» **Exercise details**
Repeat the passage from the post below about the ratings of Years of Living Dangerously, between "We’ve reported on" and "an upcoming episode.", inclusive.

» **Document excerpt**
We’ve reported on Years of Living Dangerously and how it has been tanking in the ratings, despite a big budget and big name participants. Michael Mann tried to prop it up recently (more below), but as usual his effort was laughable. The documentary followed two people (one from Heartland institute and one a former congressmen) debating whether a carbon tax can curb climate change. The Web-only segment is called Clash of the Conservative Titans and is not slated to appear in an upcoming episode.
James Taylor and Bob Inglis debate the merits of a carbon tax at the R Street Institute.
click here if you can’t see it: http://vimeo.com/95541475
Now on Mann and his effort to make this documentary seem successful; Bishop Hill alerts me to a Huffington Post story where Mann makes this claim:
…a popular new cable television series The Years of Living Dangerously produced by James Cameron and Arnold Schwarzenegger and featuring prominent figures like Harrison Ford, Leslie Stahl, Matt Damon and Jessica Alba…
Hmm Mann must be using some sort of new PCA Mannian math to come up with a definition of “popular”, because the ratings for this program stink, with ratings like 0.04:
The documentary got moved to Monday nights, and this past Monday night it didn’t even make the top 100 cable TV programs this week.
Of course, in the small myopic world Mann inhabits, where even simple things like a free calendar at Christmas set him off on conspiracy theories, I’m not surprised that he believes Years of Living Dangerously is popular. In his tiny circle, it probably is. In the real world, not so much.

Entries drawn from a collection

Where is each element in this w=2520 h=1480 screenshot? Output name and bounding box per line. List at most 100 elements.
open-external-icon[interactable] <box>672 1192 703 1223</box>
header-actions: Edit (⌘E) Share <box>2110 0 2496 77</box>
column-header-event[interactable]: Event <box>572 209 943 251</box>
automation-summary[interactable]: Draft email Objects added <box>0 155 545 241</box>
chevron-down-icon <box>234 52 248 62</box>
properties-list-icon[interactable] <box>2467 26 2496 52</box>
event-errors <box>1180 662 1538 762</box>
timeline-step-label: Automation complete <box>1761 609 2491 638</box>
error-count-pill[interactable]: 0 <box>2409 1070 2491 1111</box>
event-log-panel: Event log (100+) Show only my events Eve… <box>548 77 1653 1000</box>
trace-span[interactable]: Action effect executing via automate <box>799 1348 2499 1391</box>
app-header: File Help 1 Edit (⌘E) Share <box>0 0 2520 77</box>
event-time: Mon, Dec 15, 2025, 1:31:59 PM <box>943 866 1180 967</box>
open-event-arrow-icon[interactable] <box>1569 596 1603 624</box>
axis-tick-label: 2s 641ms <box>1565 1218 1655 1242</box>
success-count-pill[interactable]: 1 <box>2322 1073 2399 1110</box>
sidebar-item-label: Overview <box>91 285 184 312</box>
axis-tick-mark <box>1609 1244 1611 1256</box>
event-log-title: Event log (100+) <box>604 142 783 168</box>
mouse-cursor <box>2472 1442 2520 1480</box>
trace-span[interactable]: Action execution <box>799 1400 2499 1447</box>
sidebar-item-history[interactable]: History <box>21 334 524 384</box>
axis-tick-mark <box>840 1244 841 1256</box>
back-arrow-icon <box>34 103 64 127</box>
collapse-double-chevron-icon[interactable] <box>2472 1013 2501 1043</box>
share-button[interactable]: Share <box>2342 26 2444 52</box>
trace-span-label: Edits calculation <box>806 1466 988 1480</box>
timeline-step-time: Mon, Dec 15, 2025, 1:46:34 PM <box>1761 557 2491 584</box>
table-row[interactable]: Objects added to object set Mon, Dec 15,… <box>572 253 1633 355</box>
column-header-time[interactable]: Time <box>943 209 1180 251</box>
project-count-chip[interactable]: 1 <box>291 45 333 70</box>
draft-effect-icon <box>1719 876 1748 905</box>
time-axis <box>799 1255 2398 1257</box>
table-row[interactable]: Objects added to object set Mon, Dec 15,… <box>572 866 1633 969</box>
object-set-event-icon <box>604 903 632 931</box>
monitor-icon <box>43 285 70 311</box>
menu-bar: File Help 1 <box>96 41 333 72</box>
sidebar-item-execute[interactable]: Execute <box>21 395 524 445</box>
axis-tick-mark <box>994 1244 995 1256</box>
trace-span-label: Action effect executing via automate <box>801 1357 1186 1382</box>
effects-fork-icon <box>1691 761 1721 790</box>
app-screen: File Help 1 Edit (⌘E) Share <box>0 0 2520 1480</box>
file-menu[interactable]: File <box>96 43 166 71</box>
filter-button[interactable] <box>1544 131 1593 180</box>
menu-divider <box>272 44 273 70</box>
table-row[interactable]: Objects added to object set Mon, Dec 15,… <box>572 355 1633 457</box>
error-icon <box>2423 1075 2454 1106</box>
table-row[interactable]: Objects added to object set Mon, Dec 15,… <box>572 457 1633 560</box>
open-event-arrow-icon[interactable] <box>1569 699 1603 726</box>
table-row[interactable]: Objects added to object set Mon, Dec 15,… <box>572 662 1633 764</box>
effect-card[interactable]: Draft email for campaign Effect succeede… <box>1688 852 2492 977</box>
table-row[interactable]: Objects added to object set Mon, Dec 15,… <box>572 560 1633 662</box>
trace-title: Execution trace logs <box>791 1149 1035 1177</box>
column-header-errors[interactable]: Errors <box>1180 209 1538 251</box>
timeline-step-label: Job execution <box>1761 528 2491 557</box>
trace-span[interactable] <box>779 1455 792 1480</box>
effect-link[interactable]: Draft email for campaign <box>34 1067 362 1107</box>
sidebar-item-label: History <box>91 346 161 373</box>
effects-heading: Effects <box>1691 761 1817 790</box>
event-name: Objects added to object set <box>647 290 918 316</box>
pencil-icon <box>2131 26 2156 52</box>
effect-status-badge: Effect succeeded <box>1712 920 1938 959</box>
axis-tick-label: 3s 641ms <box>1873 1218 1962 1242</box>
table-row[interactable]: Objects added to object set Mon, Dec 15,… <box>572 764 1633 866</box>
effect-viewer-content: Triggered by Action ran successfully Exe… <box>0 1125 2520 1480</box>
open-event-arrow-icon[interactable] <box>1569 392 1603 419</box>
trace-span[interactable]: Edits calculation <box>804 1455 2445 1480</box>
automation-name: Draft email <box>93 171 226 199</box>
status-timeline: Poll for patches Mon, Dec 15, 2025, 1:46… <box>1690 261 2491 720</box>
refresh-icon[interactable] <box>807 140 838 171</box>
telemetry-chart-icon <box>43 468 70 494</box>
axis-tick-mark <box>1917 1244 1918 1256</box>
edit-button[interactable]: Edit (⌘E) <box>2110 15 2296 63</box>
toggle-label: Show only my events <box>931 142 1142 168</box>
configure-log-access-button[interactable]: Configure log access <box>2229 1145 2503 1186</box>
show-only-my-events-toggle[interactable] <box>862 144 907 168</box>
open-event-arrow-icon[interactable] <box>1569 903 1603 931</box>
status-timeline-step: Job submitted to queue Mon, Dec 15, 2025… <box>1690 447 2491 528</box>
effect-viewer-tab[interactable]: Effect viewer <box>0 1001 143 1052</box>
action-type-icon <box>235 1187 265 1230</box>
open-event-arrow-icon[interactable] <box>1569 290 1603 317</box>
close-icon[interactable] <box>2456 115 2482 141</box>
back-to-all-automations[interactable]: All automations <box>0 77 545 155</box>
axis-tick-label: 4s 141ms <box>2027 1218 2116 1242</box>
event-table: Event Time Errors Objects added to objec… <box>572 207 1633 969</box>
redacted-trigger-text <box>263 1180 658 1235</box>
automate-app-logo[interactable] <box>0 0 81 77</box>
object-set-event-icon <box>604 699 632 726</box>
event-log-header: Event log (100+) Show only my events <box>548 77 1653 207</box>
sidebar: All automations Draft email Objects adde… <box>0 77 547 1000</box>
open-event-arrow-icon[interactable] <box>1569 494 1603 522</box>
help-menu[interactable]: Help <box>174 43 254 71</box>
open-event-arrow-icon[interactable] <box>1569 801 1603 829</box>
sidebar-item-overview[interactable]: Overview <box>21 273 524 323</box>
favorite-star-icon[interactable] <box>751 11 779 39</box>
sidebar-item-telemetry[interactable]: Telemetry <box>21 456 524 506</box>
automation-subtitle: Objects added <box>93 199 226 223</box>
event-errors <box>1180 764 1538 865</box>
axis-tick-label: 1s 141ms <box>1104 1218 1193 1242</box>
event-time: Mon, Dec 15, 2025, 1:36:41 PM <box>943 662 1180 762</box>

» **Response area**
We’ve reported on Years of Living Dangerously and how it has been tanking in the ratings, despite a big budget and big name participants. Michael Mann tried to prop it up recently (more below), but as usual his effort was laughable. The documentary followed two people (one from Heartland institute and one a former congressmen) debating whether a carbon tax can curb climate change. The Web-only segment is called Clash of the Conservative Titans and is not slated to appear in an upcoming episode.